| GOAL |
Please repeat all of the listing exactly.

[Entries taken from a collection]
---+---
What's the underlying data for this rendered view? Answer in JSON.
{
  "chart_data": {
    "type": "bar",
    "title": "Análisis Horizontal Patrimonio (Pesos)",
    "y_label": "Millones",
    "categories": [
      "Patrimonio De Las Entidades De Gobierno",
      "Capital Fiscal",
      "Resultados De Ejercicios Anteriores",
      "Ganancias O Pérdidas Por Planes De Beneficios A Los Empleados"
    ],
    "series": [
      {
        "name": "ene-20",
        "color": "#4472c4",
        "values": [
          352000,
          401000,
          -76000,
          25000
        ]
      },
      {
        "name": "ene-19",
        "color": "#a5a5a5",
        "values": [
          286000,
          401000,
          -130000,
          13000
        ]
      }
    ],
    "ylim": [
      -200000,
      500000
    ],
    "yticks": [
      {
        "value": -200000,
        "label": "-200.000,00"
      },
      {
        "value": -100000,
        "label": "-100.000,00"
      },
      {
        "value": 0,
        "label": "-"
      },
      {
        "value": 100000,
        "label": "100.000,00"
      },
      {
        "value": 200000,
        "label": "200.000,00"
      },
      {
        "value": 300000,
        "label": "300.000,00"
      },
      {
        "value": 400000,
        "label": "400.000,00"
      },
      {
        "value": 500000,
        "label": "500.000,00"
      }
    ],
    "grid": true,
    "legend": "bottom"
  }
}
---+---
| ANSWER |
What's the underlying data for this rendered view? Answer in JSON.
{
  "chart_data": {
    "type": "bar",
    "title": "Análisis Horizontal Patrimonio (Pesos)",
    "y_label": "Millones",
    "categories": [
      "Patrimonio De Las Entidades De Gobierno",
      "Capital Fiscal",
      "Resultados De Ejercicios Anteriores",
      "Ganancias O Pérdidas Por Planes De Beneficios A Los Empleados"
    ],
    "series": [
      {
        "name": "ene-20",
        "color": "#4472c4",
        "values": [
          352000,
          401000,
          -76000,
          25000
        ]
      },
      {
        "name": "ene-19",
        "color": "#a5a5a5",
        "values": [
          286000,
          401000,
          -130000,
          13000
        ]
      }
    ],
    "ylim": [
      -200000,
      500000
    ],
    "yticks": [
      {
        "value": -200000,
        "label": "-200.000,00"
      },
      {
        "value": -100000,
        "label": "-100.000,00"
      },
      {
        "value": 0,
        "label": "-"
      },
      {
        "value": 100000,
        "label": "100.000,00"
      },
      {
        "value": 200000,
        "label": "200.000,00"
      },
      {
        "value": 300000,
        "label": "300.000,00"
      },
      {
        "value": 400000,
        "label": "400.000,00"
      },
      {
        "value": 500000,
        "label": "500.000,00"
      }
    ],
    "grid": true,
    "legend": "bottom"
  }
}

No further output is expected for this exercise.